INSTRUCTIONS FOR THE TASK: Will you give every entry again exactly as it stands?

** Start GIVEN DATA **

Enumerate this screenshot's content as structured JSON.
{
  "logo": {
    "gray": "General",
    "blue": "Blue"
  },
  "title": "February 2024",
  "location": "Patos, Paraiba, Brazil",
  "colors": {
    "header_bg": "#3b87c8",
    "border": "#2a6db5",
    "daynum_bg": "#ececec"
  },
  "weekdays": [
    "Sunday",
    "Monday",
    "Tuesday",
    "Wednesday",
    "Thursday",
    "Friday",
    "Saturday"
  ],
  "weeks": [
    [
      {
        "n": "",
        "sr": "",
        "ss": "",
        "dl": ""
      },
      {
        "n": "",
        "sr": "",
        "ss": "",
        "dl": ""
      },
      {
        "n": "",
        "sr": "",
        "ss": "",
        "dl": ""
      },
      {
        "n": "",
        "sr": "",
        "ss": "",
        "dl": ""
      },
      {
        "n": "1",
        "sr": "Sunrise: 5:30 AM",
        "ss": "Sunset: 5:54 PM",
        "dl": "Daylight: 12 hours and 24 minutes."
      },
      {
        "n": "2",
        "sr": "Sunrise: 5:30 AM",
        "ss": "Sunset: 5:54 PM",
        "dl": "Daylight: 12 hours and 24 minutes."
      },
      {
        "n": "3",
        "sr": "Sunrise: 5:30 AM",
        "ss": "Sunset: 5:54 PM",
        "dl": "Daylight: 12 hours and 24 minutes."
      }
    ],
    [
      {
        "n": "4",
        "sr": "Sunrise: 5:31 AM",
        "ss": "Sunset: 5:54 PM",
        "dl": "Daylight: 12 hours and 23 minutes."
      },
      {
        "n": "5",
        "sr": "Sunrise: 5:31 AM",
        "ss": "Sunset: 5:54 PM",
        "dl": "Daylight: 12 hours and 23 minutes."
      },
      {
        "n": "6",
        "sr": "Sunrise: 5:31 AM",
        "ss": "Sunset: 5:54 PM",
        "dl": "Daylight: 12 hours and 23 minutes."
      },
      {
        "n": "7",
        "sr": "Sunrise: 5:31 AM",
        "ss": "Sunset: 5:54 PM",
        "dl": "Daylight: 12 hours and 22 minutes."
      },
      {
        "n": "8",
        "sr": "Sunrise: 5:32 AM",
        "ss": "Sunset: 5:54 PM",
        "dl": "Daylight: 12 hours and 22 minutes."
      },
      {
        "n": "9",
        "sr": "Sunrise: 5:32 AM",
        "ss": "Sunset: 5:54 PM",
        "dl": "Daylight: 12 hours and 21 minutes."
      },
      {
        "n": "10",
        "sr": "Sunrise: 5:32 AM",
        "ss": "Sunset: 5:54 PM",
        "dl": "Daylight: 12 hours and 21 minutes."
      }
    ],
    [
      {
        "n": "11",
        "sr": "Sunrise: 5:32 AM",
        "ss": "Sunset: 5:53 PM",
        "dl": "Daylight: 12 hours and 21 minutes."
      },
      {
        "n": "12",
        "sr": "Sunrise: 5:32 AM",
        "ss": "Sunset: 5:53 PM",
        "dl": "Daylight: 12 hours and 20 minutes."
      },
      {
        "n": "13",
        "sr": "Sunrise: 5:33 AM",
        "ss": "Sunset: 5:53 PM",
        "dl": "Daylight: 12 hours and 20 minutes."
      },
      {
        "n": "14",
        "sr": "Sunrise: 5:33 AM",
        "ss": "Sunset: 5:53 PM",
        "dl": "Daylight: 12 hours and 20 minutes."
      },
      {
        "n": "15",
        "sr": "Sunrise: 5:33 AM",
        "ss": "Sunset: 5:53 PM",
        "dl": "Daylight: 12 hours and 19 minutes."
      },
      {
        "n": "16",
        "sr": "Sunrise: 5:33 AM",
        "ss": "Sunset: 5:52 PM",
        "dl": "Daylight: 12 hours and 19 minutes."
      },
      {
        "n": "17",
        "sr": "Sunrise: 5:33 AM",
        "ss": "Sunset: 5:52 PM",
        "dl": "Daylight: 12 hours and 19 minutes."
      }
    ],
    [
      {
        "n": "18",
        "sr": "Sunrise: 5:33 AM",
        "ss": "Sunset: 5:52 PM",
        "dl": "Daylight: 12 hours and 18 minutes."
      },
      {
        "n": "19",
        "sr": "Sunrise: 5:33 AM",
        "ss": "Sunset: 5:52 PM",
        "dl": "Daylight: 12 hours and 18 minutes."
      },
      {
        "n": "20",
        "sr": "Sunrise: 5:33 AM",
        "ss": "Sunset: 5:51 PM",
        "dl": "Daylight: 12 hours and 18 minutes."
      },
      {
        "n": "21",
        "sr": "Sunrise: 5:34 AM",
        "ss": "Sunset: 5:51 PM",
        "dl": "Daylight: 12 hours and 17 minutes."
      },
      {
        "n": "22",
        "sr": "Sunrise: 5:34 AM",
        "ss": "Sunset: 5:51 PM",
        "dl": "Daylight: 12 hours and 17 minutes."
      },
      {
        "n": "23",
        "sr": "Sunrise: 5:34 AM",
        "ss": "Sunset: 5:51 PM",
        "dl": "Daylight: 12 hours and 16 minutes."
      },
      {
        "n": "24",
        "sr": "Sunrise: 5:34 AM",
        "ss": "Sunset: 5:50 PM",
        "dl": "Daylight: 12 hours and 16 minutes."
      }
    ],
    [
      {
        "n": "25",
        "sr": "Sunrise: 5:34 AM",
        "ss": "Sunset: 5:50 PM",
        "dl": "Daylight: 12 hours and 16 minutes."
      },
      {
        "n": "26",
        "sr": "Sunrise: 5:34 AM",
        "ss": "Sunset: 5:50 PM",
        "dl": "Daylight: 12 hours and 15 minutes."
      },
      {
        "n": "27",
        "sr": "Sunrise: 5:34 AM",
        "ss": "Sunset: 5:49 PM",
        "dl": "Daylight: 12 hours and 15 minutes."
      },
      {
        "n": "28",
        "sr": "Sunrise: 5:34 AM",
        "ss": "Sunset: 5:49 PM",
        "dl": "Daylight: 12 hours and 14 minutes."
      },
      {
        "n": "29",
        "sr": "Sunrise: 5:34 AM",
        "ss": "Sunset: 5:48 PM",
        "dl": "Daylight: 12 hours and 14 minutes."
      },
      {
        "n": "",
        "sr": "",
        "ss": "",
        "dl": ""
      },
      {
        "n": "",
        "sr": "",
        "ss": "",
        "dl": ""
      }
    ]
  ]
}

** End GIVEN DATA **

THE OUTPUT:
Enumerate this screenshot's content as structured JSON.
{
  "logo": {
    "gray": "General",
    "blue": "Blue"
  },
  "title": "February 2024",
  "location": "Patos, Paraiba, Brazil",
  "colors": {
    "header_bg": "#3b87c8",
    "border": "#2a6db5",
    "daynum_bg": "#ececec"
  },
  "weekdays": [
    "Sunday",
    "Monday",
    "Tuesday",
    "Wednesday",
    "Thursday",
    "Friday",
    "Saturday"
  ],
  "weeks": [
    [
      {
        "n": "",
        "sr": "",
        "ss": "",
        "dl": ""
      },
      {
        "n": "",
        "sr": "",
        "ss": "",
        "dl": ""
      },
      {
        "n": "",
        "sr": "",
        "ss": "",
        "dl": ""
      },
      {
        "n": "",
        "sr": "",
        "ss": "",
        "dl": ""
      },
      {
        "n": "1",
        "sr": "Sunrise: 5:30 AM",
        "ss": "Sunset: 5:54 PM",
        "dl": "Daylight: 12 hours and 24 minutes."
      },
      {
        "n": "2",
        "sr": "Sunrise: 5:30 AM",
        "ss": "Sunset: 5:54 PM",
        "dl": "Daylight: 12 hours and 24 minutes."
      },
      {
        "n": "3",
        "sr": "Sunrise: 5:30 AM",
        "ss": "Sunset: 5:54 PM",
        "dl": "Daylight: 12 hours and 24 minutes."
      }
    ],
    [
      {
        "n": "4",
        "sr": "Sunrise: 5:31 AM",
        "ss": "Sunset: 5:54 PM",
        "dl": "Daylight: 12 hours and 23 minutes."
      },
      {
        "n": "5",
        "sr": "Sunrise: 5:31 AM",
        "ss": "Sunset: 5:54 PM",
        "dl": "Daylight: 12 hours and 23 minutes."
      },
      {
        "n": "6",
        "sr": "Sunrise: 5:31 AM",
        "ss": "Sunset: 5:54 PM",
        "dl": "Daylight: 12 hours and 23 minutes."
      },
      {
        "n": "7",
        "sr": "Sunrise: 5:31 AM",
        "ss": "Sunset: 5:54 PM",
        "dl": "Daylight: 12 hours and 22 minutes."
      },
      {
        "n": "8",
        "sr": "Sunrise: 5:32 AM",
        "ss": "Sunset: 5:54 PM",
        "dl": "Daylight: 12 hours and 22 minutes."
      },
      {
        "n": "9",
        "sr": "Sunrise: 5:32 AM",
        "ss": "Sunset: 5:54 PM",
        "dl": "Daylight: 12 hours and 21 minutes."
      },
      {
        "n": "10",
        "sr": "Sunrise: 5:32 AM",
        "ss": "Sunset: 5:54 PM",
        "dl": "Daylight: 12 hours and 21 minutes."
      }
    ],
    [
      {
        "n": "11",
        "sr": "Sunrise: 5:32 AM",
        "ss": "Sunset: 5:53 PM",
        "dl": "Daylight: 12 hours and 21 minutes."
      },
      {
        "n": "12",
        "sr": "Sunrise: 5:32 AM",
        "ss": "Sunset: 5:53 PM",
        "dl": "Daylight: 12 hours and 20 minutes."
      },
      {
        "n": "13",
        "sr": "Sunrise: 5:33 AM",
        "ss": "Sunset: 5:53 PM",
        "dl": "Daylight: 12 hours and 20 minutes."
      },
      {
        "n": "14",
        "sr": "Sunrise: 5:33 AM",
        "ss": "Sunset: 5:53 PM",
        "dl": "Daylight: 12 hours and 20 minutes."
      },
      {
        "n": "15",
        "sr": "Sunrise: 5:33 AM",
        "ss": "Sunset: 5:53 PM",
        "dl": "Daylight: 12 hours and 19 minutes."
      },
      {
        "n": "16",
        "sr": "Sunrise: 5:33 AM",
        "ss": "Sunset: 5:52 PM",
        "dl": "Daylight: 12 hours and 19 minutes."
      },
      {
        "n": "17",
        "sr": "Sunrise: 5:33 AM",
        "ss": "Sunset: 5:52 PM",
        "dl": "Daylight: 12 hours and 19 minutes."
      }
    ],
    [
      {
        "n": "18",
        "sr": "Sunrise: 5:33 AM",
        "ss": "Sunset: 5:52 PM",
        "dl": "Daylight: 12 hours and 18 minutes."
      },
      {
        "n": "19",
        "sr": "Sunrise: 5:33 AM",
        "ss": "Sunset: 5:52 PM",
        "dl": "Daylight: 12 hours and 18 minutes."
      },
      {
        "n": "20",
        "sr": "Sunrise: 5:33 AM",
        "ss": "Sunset: 5:51 PM",
        "dl": "Daylight: 12 hours and 18 minutes."
      },
      {
        "n": "21",
        "sr": "Sunrise: 5:34 AM",
        "ss": "Sunset: 5:51 PM",
        "dl": "Daylight: 12 hours and 17 minutes."
      },
      {
        "n": "22",
        "sr": "Sunrise: 5:34 AM",
        "ss": "Sunset: 5:51 PM",
        "dl": "Daylight: 12 hours and 17 minutes."
      },
      {
        "n": "23",
        "sr": "Sunrise: 5:34 AM",
        "ss": "Sunset: 5:51 PM",
        "dl": "Daylight: 12 hours and 16 minutes."
      },
      {
        "n": "24",
        "sr": "Sunrise: 5:34 AM",
        "ss": "Sunset: 5:50 PM",
        "dl": "Daylight: 12 hours and 16 minutes."
      }
    ],
    [
      {
        "n": "25",
        "sr": "Sunrise: 5:34 AM",
        "ss": "Sunset: 5:50 PM",
        "dl": "Daylight: 12 hours and 16 minutes."
      },
      {
        "n": "26",
        "sr": "Sunrise: 5:34 AM",
        "ss": "Sunset: 5:50 PM",
        "dl": "Daylight: 12 hours and 15 minutes."
      },
      {
        "n": "27",
        "sr": "Sunrise: 5:34 AM",
        "ss": "Sunset: 5:49 PM",
        "dl": "Daylight: 12 hours and 15 minutes."
      },
      {
        "n": "28",
        "sr": "Sunrise: 5:34 AM",
        "ss": "Sunset: 5:49 PM",
        "dl": "Daylight: 12 hours and 14 minutes."
      },
      {
        "n": "29",
        "sr": "Sunrise: 5:34 AM",
        "ss": "Sunset: 5:48 PM",
        "dl": "Daylight: 12 hours and 14 minutes."
      },
      {
        "n": "",
        "sr": "",
        "ss": "",
        "dl": ""
      },
      {
        "n": "",
        "sr": "",
        "ss": "",
        "dl": ""
      }
    ]
  ]
}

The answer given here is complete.